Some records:
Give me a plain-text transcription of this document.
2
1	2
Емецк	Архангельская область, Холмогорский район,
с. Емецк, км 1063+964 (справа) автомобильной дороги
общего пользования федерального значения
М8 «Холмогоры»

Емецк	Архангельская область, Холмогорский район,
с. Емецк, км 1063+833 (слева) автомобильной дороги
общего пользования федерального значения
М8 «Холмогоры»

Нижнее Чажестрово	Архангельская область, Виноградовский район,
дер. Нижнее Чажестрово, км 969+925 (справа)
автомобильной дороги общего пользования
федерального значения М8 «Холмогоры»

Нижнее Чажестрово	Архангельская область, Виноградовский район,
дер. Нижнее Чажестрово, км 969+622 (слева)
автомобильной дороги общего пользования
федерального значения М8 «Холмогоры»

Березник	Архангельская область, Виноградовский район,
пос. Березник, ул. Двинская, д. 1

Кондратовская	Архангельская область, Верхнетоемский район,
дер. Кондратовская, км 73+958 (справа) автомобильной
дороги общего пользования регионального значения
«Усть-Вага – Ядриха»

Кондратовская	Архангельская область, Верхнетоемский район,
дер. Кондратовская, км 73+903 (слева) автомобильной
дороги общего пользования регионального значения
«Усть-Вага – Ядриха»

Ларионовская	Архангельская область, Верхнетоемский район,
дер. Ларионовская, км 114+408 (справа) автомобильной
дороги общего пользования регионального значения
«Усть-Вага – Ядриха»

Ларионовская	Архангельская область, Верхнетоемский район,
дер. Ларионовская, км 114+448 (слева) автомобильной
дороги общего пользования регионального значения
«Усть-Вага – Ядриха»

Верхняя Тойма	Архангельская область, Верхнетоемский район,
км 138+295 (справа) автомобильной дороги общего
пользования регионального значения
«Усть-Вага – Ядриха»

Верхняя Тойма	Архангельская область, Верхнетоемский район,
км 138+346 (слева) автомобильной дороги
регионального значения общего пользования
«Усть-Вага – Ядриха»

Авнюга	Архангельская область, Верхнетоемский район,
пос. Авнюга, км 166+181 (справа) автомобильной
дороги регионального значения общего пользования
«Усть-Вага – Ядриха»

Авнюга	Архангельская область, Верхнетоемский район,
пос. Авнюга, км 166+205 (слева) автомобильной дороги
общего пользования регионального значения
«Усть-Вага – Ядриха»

** TASK INSTRUCTIONS **
Which lines above contain "Кондратовская"? Show each of them.

** OUTPUT OF THE EXERCISE **
Кондратовская	Архангельская область, Верхнетоемский район,
дер. Кондратовская, км 73+958 (справа) автомобильной
Кондратовская	Архангельская область, Верхнетоемский район,
дер. Кондратовская, км 73+903 (слева) автомобильной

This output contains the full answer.